■ **Provided passage**
####################

Realising it made the package of books much easier to deal with. Not the books themselves, but the letter that came with them, which can be summarised as:

  1. Here are the books I could find to send you.
  2. I totally loved this one and looked at the pictures every day.
  3. I'm glad to hear you're feeling better.
  4. I felt the best I ever did in my life during my pregnancy!
  5. I hope the position of your placenta doesn't mean you need a c-section.


I ... will admit that I just laughed.

That fear doesn't fit me. I'm not your dress-up doll.

5 comments:

Chinese Made Easy said...
This comment has been removed by a blog administrator.
Anonymous said...

Your mom sounds like a more emotional, somewhat crazier version of my mom.

My mom has stopped talking to me several times in the past years, for the following reasons (in chronological order):

1. I became friends with one of her friends, and attended a La Leche League conference with the friend in my mother's city. (My mother would not have had any interest in the conference.) My mother no longer speaks to the friend at all, ever since we, I guess, betrayed her by becoming friends.

####################

[Dataset excerpts]
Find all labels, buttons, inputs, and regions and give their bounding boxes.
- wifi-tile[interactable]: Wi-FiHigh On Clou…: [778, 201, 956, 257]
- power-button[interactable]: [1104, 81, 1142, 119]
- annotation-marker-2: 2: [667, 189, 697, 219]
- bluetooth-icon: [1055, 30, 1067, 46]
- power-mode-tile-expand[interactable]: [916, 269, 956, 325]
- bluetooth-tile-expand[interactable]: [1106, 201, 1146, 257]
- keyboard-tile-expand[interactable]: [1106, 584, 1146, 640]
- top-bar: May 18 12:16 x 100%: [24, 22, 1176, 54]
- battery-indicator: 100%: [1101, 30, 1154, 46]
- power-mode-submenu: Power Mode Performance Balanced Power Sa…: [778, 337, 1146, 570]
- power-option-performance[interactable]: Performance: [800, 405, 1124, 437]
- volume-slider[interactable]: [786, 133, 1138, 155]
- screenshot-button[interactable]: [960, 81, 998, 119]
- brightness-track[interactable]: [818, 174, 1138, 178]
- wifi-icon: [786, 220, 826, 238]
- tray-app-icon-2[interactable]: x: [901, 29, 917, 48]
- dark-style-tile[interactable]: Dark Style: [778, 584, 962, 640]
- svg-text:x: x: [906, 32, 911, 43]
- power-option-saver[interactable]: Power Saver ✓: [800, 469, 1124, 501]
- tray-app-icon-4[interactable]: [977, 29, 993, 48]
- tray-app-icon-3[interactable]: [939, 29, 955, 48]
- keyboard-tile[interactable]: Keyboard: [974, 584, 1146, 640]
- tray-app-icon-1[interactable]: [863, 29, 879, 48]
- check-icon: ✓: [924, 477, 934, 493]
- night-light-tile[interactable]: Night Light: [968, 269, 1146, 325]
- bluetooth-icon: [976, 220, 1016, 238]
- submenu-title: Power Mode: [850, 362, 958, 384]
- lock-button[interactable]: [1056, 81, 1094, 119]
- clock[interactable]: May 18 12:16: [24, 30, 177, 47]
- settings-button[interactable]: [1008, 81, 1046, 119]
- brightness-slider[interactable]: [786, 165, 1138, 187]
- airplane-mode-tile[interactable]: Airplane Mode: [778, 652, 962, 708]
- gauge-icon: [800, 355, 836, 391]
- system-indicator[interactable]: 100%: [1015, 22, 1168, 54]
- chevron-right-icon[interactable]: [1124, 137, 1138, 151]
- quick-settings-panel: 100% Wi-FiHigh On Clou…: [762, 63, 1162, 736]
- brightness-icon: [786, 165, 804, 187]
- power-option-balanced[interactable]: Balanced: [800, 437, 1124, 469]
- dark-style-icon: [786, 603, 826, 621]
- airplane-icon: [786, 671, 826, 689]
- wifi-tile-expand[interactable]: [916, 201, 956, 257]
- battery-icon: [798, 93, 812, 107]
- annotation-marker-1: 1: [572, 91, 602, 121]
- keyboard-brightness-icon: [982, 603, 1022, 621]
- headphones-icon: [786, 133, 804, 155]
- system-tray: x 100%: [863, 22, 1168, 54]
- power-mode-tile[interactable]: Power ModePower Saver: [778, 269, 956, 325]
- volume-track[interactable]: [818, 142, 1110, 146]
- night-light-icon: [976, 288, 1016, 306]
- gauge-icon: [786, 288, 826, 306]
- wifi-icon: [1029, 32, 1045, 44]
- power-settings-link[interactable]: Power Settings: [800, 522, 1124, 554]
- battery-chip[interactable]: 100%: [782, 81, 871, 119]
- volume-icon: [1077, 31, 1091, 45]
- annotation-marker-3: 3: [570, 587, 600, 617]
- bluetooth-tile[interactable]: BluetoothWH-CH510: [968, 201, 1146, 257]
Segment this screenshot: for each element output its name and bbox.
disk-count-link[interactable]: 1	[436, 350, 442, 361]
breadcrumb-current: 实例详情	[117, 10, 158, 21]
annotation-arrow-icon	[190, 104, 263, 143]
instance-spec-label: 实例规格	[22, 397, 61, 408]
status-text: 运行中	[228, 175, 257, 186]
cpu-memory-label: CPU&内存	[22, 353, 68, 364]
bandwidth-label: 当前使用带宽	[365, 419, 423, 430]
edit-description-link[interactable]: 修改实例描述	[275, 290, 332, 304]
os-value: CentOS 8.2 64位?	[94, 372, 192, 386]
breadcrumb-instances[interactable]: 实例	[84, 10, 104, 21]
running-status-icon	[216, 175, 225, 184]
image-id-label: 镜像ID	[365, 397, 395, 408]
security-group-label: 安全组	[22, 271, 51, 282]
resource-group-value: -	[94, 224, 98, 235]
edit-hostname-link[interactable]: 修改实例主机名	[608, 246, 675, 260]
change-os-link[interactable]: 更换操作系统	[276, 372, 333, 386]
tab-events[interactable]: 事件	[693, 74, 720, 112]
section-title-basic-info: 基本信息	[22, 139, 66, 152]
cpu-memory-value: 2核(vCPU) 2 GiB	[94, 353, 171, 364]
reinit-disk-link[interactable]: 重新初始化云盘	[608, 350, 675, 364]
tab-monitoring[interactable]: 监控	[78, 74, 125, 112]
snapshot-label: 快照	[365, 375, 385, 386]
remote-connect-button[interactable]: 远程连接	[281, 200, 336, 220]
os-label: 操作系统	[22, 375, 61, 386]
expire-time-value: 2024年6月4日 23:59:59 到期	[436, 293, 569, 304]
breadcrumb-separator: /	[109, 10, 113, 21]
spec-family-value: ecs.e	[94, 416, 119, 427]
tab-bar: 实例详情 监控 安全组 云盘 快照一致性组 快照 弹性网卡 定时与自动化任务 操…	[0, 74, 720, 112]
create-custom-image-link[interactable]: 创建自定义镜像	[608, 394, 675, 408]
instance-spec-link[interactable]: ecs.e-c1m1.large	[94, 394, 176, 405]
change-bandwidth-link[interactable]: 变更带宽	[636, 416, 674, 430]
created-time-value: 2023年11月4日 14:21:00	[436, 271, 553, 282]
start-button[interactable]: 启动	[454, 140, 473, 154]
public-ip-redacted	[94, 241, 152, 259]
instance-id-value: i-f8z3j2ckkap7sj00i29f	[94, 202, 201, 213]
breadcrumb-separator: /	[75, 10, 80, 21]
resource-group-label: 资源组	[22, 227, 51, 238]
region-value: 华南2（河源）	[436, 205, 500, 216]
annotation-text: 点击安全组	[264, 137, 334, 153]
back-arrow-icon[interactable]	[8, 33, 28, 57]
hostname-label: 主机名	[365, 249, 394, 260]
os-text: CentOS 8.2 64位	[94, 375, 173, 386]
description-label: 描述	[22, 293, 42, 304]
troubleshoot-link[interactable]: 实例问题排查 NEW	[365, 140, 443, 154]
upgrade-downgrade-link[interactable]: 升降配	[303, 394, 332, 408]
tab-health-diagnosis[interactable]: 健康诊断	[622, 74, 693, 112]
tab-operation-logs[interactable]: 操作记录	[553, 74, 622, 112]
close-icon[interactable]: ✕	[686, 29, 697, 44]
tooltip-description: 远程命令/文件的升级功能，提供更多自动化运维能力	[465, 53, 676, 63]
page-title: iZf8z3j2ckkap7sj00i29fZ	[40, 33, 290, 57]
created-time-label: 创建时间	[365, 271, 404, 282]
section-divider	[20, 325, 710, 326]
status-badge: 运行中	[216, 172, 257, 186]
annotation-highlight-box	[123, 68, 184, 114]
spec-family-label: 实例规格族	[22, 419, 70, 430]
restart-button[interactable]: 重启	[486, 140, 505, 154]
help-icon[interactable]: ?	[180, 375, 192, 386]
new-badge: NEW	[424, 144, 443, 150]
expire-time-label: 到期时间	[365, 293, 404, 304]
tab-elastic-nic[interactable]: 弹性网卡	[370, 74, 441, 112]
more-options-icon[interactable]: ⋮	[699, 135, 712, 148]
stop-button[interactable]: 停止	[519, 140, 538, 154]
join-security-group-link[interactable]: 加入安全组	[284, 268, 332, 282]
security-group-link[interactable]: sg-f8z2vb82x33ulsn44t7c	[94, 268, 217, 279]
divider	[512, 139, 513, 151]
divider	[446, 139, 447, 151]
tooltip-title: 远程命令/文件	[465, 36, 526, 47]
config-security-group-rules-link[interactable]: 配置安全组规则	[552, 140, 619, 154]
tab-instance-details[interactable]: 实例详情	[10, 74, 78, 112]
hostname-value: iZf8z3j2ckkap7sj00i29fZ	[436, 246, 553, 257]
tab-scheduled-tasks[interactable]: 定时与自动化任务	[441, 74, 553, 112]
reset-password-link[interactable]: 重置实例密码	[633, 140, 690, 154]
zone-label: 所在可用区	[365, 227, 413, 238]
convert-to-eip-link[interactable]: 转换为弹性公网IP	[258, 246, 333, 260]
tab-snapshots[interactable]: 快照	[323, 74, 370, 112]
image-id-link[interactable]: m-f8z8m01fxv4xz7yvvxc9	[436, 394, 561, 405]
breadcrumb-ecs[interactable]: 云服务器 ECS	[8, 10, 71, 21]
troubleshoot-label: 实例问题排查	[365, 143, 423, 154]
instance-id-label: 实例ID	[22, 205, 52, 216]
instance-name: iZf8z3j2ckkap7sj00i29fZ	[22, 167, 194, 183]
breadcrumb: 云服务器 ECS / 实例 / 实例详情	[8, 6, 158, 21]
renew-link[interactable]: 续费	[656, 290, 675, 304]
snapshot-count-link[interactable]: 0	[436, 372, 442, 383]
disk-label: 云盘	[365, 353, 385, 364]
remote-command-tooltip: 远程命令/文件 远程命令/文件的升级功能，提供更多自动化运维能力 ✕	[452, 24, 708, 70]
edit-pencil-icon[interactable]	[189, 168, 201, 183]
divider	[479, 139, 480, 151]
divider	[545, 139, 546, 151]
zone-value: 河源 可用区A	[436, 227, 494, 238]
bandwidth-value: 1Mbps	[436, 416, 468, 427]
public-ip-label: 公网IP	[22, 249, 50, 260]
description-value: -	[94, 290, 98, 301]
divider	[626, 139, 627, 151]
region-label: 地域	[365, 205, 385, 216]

####################

■ **What to work on**
Extend the blog post and comment thread about the package of books and its accompanying letter, picking up right after its last sentence.

■ **Written answer**
2. She found my kinky sex blog (which she didn't tell me about until #3; but this occurred a few weeks before I had surgery).

3. I told her where I met my boyfriend (i.e., a bdsm club).

4. I shaved my head and posted pictures of my bald head on Facebook. (Quoth the email she sent me: "Why would you want to do something like that. Nevermind I don't want to know. This is more than I can deal with. I really hope you will get some help. Please don't be friends with any of my friends on Facebook. I don't know what I would say to them if they saw this. I hope no one did. I can't imagine that this type of behaviour will help you at work. I wouldn't be at all surprised if you got fired. Please grow up.")

There have been, in between, multiple smatterings of how I ignore her and obviously don't care because I occasionally don't immediately and effusively respond to emails. In between, we get along smashingly, and I actually really do like and enjoy her.

What I find frustrating is that it's so kind of easy and simple for people on the outside to say "Your mom's a crazy asshole, why do you have anything to do with her?" or "Why do you let it get to you?" But somehow it being your actual mom makes it much, much harder to disentangle yourself on the inside or outside.

Dw3t-Hthr said...

I don't get along smashingly with my mother, but I allow her to live in the illusion that we have a lovely close and intimate relationship because I can't bear the dwamas. So, yeah, the crazy.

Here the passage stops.